Task prompt: Extract each line where the string "this" shows up.
* BEGIN Records shown *
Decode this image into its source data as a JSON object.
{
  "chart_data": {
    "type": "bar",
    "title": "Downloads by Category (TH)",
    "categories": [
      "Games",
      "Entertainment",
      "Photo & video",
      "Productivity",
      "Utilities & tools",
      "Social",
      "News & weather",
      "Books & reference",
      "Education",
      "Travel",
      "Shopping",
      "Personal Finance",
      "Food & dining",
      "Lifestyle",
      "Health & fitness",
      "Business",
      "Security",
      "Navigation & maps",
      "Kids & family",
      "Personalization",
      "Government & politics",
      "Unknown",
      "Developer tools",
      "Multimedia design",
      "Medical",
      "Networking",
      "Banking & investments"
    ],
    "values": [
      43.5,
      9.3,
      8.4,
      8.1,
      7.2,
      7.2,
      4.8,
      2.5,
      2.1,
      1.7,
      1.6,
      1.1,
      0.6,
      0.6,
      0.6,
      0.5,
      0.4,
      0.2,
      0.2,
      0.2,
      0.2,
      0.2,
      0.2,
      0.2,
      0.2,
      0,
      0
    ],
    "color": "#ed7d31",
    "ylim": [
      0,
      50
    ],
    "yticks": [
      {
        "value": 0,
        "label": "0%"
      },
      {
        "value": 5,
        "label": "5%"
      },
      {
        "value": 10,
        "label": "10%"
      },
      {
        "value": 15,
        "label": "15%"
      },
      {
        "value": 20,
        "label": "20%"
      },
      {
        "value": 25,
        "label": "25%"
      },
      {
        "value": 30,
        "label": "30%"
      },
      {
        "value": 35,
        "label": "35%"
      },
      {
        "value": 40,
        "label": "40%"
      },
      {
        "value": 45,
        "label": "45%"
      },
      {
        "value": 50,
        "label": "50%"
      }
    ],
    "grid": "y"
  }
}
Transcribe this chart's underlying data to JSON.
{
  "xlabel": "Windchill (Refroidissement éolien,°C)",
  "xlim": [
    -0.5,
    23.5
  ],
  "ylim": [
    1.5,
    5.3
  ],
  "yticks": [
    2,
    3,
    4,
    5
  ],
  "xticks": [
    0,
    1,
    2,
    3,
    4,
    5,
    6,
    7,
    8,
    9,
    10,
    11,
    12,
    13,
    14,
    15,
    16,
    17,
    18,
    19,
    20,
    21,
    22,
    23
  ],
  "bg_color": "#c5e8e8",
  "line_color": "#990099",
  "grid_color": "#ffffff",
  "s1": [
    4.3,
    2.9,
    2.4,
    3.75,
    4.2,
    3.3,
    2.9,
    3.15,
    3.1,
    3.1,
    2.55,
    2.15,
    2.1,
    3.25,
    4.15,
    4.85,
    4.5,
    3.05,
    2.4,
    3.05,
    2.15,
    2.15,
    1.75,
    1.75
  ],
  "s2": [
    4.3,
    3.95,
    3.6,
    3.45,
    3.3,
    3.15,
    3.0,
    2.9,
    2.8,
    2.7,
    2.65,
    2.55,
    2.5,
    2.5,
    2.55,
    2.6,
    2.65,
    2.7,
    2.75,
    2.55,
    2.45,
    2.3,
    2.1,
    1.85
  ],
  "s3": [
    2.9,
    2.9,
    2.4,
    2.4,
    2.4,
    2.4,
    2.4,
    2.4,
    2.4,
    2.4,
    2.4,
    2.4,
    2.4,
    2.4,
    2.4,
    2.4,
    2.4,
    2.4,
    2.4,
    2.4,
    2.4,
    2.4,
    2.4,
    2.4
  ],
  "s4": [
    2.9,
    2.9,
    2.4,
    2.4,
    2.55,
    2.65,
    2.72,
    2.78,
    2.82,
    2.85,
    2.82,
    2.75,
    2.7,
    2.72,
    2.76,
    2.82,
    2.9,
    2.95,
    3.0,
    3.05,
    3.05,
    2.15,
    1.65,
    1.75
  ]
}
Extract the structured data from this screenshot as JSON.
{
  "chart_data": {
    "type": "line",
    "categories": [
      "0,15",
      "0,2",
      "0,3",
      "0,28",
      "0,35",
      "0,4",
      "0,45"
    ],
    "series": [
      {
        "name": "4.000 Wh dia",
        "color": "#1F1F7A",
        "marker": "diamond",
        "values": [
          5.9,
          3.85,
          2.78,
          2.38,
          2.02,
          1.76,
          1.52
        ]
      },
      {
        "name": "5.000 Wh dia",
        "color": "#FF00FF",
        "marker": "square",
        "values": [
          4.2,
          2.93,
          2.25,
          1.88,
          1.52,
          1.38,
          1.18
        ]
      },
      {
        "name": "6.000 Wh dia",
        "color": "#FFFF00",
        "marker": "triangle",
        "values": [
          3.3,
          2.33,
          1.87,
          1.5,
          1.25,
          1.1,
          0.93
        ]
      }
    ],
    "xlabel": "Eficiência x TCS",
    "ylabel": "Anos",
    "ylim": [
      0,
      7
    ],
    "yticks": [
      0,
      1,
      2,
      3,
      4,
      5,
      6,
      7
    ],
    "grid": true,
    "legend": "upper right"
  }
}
* END Records shown *
Problem solution:
Decode this image into its source data as a JSON object.
Transcribe this chart's underlying data to JSON.
Extract the structured data from this screenshot as JSON.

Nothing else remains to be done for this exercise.